→ **WHAT THIS TASK INVOLVES**: Find the lines holding the string "当FNPV" in the data, then copy all of them.

══ DATA PROVIDED ══

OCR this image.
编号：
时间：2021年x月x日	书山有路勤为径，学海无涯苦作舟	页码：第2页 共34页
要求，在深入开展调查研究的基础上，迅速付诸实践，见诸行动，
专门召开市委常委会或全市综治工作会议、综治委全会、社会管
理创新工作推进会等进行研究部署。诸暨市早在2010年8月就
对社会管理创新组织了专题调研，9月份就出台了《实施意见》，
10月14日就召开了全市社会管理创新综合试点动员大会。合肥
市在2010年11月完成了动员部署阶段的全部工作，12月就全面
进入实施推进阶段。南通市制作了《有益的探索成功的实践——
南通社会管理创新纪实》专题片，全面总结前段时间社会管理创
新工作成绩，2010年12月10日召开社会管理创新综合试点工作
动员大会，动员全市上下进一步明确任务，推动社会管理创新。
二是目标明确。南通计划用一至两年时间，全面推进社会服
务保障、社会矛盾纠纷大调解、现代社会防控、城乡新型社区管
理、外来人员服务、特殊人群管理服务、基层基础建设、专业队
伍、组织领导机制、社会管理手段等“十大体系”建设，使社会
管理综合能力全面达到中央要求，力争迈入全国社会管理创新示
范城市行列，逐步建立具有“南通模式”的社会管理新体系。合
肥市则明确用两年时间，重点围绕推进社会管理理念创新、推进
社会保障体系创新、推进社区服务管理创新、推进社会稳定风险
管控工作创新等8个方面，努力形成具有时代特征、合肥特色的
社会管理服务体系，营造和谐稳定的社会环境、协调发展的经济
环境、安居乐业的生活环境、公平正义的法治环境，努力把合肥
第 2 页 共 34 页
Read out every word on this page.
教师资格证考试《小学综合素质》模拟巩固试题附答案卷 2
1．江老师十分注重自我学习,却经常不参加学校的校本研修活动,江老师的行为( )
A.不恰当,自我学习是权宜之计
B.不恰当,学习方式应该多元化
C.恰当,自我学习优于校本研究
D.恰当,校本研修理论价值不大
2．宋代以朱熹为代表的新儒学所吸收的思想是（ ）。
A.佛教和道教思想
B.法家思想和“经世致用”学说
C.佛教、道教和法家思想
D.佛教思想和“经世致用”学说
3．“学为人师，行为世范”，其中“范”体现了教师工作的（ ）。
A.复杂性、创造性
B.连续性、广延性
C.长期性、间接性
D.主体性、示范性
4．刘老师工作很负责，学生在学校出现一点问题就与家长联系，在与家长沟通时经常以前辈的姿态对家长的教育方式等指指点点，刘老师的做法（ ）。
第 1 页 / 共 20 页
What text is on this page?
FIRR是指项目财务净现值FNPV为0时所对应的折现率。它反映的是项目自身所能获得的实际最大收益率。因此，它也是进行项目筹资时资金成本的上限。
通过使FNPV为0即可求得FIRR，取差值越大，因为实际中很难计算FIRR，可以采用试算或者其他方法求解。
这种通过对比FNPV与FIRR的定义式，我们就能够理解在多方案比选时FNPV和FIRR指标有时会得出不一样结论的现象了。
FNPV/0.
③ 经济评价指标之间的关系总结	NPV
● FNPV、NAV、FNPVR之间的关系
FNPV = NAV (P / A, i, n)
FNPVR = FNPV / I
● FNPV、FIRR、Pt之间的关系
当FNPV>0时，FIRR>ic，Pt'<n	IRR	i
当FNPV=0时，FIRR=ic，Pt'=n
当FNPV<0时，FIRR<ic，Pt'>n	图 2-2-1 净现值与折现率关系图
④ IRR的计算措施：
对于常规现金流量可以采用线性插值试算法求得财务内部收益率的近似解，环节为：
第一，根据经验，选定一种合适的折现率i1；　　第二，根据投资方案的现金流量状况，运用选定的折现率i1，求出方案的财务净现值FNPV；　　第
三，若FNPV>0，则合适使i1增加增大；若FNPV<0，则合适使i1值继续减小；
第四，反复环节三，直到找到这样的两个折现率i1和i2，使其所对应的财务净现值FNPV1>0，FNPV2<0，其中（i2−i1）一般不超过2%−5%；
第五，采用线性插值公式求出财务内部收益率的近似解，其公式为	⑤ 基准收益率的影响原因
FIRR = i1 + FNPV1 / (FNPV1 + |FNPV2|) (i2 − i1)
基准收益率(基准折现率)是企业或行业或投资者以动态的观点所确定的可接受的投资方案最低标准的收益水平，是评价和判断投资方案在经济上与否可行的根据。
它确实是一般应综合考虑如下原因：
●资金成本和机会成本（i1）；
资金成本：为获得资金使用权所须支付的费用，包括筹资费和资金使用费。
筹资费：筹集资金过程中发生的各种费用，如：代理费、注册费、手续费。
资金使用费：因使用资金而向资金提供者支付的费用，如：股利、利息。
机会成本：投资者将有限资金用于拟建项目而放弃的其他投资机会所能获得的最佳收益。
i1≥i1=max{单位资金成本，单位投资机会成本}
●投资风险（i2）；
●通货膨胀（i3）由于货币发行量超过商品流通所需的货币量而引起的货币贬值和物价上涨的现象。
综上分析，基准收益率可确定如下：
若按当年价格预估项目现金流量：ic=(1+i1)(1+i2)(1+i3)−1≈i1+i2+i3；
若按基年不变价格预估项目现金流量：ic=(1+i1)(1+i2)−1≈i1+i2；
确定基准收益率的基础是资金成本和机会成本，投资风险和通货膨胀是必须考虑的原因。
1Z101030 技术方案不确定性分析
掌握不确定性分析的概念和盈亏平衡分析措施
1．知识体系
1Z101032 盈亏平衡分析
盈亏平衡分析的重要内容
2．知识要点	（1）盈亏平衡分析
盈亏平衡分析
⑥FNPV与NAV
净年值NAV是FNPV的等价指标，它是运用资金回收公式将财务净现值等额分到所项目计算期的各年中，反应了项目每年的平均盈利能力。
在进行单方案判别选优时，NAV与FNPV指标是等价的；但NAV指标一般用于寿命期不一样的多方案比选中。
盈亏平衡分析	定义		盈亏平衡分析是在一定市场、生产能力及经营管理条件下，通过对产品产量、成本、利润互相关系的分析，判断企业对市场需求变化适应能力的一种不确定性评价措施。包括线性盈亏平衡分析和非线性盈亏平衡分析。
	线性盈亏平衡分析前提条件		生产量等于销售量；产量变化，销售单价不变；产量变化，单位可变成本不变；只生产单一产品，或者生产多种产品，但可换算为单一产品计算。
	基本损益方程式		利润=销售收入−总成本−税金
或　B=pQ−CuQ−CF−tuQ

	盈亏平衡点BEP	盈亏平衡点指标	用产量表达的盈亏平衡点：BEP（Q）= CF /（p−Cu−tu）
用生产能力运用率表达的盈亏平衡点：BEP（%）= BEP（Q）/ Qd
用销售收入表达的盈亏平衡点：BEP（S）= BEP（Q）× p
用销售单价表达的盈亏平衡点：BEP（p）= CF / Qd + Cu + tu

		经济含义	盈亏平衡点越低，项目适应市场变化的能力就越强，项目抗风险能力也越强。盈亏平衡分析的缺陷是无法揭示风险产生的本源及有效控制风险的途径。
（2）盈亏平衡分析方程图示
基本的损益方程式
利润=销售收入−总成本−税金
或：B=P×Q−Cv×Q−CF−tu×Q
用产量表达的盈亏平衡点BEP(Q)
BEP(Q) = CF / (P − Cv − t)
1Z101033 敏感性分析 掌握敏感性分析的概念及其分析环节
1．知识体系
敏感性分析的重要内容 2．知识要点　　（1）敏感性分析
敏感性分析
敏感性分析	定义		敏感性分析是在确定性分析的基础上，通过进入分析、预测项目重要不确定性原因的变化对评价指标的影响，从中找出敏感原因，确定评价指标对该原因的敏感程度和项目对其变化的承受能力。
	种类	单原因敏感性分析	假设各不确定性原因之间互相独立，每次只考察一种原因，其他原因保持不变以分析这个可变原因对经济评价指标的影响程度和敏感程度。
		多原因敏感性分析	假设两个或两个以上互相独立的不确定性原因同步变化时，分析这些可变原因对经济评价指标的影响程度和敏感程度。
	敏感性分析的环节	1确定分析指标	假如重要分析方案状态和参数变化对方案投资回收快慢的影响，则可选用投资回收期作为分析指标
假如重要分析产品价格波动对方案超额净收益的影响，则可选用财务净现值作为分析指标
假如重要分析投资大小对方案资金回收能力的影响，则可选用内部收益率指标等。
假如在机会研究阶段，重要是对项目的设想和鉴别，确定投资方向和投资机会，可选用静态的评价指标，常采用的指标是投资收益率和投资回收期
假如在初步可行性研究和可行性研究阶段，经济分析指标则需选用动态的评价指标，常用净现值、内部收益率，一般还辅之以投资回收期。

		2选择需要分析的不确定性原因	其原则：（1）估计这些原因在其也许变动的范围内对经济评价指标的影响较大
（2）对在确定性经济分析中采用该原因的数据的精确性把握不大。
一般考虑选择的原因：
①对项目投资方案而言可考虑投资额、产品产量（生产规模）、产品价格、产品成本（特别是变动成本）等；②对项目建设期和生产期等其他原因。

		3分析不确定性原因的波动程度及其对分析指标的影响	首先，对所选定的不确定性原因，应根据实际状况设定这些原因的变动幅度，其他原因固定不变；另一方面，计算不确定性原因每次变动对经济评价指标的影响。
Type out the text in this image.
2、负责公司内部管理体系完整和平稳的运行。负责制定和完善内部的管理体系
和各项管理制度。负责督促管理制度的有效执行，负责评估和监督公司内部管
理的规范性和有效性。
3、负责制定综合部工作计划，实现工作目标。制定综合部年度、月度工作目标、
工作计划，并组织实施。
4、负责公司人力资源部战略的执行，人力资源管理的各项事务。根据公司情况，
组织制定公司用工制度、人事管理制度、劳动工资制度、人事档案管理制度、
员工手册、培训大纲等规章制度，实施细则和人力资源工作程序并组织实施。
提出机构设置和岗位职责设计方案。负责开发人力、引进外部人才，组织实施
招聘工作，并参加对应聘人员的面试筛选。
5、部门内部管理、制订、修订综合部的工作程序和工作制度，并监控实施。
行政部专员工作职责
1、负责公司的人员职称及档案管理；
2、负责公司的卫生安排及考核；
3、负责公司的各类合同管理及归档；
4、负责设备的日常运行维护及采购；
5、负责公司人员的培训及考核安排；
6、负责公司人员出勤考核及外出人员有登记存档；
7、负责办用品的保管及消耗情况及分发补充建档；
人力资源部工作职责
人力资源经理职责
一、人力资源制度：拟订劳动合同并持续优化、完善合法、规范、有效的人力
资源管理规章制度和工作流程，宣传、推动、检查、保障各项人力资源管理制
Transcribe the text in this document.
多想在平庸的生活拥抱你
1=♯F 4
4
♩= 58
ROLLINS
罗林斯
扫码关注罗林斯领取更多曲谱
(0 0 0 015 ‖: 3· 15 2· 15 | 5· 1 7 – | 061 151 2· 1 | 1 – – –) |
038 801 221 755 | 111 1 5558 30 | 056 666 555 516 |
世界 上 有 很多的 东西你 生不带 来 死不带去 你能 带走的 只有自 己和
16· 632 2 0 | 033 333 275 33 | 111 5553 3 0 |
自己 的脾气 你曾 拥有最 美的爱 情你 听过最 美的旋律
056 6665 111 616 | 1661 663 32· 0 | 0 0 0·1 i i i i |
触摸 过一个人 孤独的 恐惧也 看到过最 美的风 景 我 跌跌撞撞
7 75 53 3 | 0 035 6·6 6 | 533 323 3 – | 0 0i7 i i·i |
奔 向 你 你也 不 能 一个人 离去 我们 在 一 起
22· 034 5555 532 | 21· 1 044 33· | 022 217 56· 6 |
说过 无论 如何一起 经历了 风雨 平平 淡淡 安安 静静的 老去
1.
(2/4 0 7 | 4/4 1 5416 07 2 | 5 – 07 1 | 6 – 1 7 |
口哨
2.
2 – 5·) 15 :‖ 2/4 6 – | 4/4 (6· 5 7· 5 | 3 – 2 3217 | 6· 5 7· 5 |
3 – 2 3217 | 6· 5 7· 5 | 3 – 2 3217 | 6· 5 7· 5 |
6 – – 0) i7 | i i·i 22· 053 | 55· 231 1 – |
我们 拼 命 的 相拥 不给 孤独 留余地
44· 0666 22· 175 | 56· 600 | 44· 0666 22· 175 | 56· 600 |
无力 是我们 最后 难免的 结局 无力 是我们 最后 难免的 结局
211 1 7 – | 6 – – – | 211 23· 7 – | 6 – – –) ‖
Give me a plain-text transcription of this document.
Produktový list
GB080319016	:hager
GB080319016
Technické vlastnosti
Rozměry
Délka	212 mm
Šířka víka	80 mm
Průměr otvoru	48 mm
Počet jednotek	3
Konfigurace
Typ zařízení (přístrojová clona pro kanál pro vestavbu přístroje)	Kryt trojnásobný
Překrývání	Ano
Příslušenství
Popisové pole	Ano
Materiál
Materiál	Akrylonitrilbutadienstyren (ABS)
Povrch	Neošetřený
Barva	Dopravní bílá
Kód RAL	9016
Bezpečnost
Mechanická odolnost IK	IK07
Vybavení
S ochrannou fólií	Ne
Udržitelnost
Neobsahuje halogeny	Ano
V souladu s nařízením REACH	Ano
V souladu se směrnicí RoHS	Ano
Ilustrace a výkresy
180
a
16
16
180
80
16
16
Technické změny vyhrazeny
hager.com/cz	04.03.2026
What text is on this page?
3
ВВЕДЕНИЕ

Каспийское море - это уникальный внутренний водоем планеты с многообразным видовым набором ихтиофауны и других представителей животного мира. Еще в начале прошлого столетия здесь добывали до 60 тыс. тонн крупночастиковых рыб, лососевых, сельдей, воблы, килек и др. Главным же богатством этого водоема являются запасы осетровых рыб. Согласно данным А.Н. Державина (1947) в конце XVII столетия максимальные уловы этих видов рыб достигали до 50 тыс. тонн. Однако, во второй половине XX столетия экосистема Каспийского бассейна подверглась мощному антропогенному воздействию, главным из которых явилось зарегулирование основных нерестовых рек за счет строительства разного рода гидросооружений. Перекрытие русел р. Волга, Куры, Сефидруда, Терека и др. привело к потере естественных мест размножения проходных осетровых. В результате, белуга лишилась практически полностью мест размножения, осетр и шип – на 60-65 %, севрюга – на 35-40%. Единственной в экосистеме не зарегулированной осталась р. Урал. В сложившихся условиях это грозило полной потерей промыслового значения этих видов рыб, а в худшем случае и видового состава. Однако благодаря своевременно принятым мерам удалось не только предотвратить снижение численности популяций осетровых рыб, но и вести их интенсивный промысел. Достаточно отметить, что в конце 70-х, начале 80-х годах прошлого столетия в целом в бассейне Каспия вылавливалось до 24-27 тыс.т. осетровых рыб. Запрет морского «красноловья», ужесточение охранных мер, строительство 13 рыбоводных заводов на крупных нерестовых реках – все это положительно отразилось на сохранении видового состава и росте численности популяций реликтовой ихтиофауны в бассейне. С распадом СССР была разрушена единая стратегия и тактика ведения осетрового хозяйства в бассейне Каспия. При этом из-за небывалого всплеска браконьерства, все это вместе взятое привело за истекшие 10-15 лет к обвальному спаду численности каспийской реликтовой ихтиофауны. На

═══

→ **CORRECT RESULT**:
当FNPV>0时，FIRR>ic，Pt'<n	IRR	i
当FNPV=0时，FIRR=ic，Pt'=n
当FNPV<0时，FIRR<ic，Pt'>n	图 2-2-1 净现值与折现率关系图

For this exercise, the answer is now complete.